> Provided information
--- start ---

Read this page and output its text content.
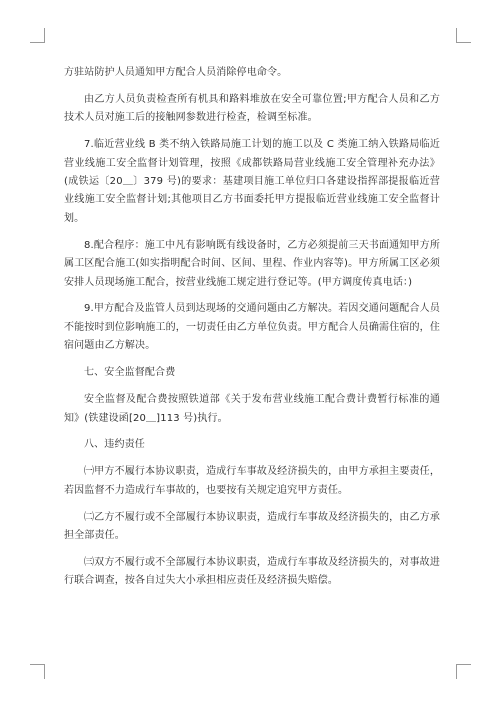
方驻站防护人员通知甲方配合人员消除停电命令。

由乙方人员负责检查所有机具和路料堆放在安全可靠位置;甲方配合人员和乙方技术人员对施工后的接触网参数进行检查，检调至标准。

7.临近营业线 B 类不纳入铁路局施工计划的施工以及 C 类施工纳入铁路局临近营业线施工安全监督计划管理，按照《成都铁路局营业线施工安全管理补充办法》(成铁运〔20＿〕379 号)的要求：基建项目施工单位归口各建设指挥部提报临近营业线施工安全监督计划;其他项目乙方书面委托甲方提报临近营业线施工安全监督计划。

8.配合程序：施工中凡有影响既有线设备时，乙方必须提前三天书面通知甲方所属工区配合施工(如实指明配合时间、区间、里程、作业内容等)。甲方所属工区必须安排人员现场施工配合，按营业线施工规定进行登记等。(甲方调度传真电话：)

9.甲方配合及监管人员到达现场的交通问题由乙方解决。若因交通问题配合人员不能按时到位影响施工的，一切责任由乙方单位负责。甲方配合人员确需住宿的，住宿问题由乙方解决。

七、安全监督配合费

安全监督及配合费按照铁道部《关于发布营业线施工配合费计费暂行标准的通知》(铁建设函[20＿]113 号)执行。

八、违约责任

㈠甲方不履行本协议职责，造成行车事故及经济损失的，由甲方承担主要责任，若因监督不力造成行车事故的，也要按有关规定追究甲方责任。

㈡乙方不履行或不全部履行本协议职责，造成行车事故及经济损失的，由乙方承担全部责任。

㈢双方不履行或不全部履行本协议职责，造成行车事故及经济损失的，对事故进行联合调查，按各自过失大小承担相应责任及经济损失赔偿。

--- end ---

> Written request
Output every entry word for word, but omit the pictures.

> The completed task
Read this page and output its text content.
方驻站防护人员通知甲方配合人员消除停电命令。

由乙方人员负责检查所有机具和路料堆放在安全可靠位置;甲方配合人员和乙方技术人员对施工后的接触网参数进行检查，检调至标准。

7.临近营业线 B 类不纳入铁路局施工计划的施工以及 C 类施工纳入铁路局临近营业线施工安全监督计划管理，按照《成都铁路局营业线施工安全管理补充办法》(成铁运〔20＿〕379 号)的要求：基建项目施工单位归口各建设指挥部提报临近营业线施工安全监督计划;其他项目乙方书面委托甲方提报临近营业线施工安全监督计划。

8.配合程序：施工中凡有影响既有线设备时，乙方必须提前三天书面通知甲方所属工区配合施工(如实指明配合时间、区间、里程、作业内容等)。甲方所属工区必须安排人员现场施工配合，按营业线施工规定进行登记等。(甲方调度传真电话：)

9.甲方配合及监管人员到达现场的交通问题由乙方解决。若因交通问题配合人员不能按时到位影响施工的，一切责任由乙方单位负责。甲方配合人员确需住宿的，住宿问题由乙方解决。

七、安全监督配合费

安全监督及配合费按照铁道部《关于发布营业线施工配合费计费暂行标准的通知》(铁建设函[20＿]113 号)执行。

八、违约责任

㈠甲方不履行本协议职责，造成行车事故及经济损失的，由甲方承担主要责任，若因监督不力造成行车事故的，也要按有关规定追究甲方责任。

㈡乙方不履行或不全部履行本协议职责，造成行车事故及经济损失的，由乙方承担全部责任。

㈢双方不履行或不全部履行本协议职责，造成行车事故及经济损失的，对事故进行联合调查，按各自过失大小承担相应责任及经济损失赔偿。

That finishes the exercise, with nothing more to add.